Below are some records. Pull every line that contains the word "financieros".
# START OF Entries shown
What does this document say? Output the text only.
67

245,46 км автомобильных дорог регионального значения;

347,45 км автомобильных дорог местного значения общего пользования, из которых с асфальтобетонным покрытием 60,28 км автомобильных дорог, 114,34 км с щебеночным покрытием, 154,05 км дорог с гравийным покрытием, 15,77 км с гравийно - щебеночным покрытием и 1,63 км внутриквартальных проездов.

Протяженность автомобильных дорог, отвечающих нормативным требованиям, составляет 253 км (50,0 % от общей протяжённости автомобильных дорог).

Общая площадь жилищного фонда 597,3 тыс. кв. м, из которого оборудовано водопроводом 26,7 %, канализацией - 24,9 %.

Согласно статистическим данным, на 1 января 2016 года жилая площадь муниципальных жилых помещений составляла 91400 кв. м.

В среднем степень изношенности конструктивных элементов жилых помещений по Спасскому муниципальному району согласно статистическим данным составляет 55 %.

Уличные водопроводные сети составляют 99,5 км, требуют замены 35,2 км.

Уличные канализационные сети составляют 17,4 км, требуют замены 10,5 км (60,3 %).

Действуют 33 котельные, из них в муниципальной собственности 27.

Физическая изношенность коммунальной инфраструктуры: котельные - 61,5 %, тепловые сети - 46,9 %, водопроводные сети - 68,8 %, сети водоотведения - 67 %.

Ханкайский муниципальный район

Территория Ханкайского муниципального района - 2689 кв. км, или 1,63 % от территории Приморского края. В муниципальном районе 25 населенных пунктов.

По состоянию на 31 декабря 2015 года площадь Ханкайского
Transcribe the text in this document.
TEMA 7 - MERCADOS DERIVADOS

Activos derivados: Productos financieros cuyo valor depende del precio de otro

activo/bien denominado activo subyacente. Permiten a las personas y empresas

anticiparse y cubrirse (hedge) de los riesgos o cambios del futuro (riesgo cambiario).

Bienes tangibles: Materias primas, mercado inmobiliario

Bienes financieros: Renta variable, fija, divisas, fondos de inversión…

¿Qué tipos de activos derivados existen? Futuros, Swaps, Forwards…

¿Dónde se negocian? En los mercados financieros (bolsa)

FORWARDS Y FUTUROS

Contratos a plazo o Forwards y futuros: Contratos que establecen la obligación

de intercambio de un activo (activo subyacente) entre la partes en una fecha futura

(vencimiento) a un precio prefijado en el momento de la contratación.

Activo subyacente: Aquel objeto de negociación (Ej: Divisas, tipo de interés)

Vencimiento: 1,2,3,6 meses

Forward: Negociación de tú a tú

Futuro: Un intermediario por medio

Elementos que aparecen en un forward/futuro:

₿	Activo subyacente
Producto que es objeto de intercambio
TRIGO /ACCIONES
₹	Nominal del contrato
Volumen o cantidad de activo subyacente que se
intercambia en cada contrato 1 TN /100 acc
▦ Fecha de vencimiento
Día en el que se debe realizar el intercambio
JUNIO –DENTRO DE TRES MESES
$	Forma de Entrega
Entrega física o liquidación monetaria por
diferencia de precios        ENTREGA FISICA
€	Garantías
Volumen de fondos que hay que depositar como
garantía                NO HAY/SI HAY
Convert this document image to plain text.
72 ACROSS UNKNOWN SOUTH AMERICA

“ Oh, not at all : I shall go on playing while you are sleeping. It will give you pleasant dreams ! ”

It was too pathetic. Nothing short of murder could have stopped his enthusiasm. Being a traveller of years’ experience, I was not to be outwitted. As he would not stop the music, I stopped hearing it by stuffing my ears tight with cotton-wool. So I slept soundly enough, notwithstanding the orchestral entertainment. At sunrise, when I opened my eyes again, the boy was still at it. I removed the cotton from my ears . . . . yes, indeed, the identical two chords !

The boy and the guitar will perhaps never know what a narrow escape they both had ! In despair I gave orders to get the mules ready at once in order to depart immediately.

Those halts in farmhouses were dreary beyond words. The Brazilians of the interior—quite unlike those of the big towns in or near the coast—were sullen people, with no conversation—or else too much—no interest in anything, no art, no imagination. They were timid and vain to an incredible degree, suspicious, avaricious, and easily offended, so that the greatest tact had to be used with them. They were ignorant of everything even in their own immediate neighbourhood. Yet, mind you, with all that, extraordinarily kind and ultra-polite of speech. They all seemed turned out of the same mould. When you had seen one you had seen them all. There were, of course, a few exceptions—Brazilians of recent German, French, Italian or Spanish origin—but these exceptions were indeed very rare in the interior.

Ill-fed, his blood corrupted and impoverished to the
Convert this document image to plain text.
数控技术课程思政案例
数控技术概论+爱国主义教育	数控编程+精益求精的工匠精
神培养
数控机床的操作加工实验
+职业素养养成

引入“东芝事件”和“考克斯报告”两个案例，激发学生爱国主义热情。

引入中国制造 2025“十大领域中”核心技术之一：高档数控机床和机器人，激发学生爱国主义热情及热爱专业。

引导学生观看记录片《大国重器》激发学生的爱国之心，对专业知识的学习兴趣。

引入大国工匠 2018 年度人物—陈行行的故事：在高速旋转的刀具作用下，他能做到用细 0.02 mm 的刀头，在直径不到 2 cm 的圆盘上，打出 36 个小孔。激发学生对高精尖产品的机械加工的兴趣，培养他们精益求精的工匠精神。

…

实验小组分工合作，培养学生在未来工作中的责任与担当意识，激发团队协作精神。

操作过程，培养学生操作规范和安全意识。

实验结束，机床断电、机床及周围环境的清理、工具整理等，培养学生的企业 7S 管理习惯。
# END OF Entries shown
--- Response to the task ---
Activos derivados: Productos financieros cuyo valor depende del precio de otro
Bienes financieros: Renta variable, fija, divisas, fondos de inversión…
¿Dónde se negocian? En los mercados financieros (bolsa)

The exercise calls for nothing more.